▶ **PROBLEM DESCRIPTION**
How many lines of these entries include the string "drift"? State the number alone.

▶ **SUPPLIED RECORDS**
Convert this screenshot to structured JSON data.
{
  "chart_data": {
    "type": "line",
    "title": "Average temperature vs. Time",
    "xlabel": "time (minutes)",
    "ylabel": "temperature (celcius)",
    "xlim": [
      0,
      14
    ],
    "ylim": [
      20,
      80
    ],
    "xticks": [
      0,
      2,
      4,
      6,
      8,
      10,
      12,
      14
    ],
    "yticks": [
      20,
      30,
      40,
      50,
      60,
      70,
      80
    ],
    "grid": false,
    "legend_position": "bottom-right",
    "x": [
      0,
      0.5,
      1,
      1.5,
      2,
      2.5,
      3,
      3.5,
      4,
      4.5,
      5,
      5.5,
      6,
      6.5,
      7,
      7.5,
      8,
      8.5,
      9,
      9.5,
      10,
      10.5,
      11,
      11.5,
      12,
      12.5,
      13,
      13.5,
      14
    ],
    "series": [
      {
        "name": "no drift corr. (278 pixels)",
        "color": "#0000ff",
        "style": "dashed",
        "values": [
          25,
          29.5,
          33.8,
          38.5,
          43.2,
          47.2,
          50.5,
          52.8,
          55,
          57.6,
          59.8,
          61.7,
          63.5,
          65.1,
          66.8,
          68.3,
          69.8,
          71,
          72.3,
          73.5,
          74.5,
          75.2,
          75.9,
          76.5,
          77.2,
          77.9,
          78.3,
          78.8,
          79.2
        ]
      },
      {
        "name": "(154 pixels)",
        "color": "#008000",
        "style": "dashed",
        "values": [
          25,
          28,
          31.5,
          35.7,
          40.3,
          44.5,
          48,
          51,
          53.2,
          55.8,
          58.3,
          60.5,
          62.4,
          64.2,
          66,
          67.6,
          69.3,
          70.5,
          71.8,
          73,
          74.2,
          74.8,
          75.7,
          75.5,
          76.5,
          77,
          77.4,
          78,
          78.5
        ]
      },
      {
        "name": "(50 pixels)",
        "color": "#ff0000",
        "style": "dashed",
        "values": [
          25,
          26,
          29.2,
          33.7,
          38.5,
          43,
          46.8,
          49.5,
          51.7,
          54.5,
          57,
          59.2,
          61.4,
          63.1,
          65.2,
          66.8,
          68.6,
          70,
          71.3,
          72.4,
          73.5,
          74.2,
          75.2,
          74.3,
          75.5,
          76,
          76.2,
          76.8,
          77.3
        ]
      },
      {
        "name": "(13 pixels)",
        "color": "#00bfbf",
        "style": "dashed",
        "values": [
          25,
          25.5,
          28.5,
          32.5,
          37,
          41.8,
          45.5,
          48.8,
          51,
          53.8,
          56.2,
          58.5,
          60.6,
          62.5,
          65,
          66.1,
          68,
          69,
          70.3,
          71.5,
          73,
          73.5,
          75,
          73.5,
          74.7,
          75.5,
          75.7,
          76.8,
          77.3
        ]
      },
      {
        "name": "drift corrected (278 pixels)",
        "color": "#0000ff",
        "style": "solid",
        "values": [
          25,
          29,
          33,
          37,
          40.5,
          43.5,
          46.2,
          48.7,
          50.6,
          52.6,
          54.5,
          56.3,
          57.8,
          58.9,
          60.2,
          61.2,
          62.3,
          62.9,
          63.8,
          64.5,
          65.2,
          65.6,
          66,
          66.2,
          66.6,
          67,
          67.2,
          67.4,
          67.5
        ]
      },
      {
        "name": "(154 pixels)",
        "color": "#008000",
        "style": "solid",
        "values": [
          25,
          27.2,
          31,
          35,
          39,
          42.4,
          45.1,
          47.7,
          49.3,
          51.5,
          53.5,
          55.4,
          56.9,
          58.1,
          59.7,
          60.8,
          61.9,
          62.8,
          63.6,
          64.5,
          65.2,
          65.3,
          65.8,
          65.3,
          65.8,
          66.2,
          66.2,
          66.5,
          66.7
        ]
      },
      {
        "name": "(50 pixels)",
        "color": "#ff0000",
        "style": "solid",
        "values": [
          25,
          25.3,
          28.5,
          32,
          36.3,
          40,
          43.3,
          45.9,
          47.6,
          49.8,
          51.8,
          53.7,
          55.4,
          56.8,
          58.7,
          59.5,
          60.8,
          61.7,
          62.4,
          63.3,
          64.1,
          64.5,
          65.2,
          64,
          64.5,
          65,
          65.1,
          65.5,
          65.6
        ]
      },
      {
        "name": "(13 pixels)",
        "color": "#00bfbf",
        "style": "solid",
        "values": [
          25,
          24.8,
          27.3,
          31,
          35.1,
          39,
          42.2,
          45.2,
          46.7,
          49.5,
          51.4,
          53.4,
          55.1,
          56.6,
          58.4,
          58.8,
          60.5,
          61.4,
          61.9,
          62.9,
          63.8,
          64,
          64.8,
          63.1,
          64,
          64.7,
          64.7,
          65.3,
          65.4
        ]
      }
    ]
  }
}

▶ **RESPONSE TO THE EXERCISE**
2